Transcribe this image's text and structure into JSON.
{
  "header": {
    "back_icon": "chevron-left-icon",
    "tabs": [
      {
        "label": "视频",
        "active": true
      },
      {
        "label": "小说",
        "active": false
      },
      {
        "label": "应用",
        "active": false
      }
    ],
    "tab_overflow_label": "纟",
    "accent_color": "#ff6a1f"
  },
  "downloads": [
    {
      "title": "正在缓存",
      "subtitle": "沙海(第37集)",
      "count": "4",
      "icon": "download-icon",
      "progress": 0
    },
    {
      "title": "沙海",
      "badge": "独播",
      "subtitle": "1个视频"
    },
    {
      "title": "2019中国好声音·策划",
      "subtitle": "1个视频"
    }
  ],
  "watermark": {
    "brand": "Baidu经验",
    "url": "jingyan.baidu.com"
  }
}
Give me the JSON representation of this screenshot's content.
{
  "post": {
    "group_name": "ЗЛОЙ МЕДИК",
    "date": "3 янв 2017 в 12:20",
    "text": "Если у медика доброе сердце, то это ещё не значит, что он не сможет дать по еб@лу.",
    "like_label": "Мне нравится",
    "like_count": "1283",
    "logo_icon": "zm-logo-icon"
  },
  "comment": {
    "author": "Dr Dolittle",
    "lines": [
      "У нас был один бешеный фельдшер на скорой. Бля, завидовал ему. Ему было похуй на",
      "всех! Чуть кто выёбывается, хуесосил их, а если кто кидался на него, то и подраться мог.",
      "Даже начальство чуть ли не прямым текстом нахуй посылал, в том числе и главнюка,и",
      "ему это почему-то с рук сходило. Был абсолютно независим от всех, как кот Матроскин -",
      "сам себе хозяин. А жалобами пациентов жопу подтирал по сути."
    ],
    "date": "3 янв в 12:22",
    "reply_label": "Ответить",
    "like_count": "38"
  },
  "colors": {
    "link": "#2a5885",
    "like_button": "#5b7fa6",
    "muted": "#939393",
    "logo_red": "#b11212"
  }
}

Your goal » Copy all lines from the entries that contain the word "JSON".

Correct result »
Transcribe this image's text and structure into JSON.
Give me the JSON representation of this screenshot's content.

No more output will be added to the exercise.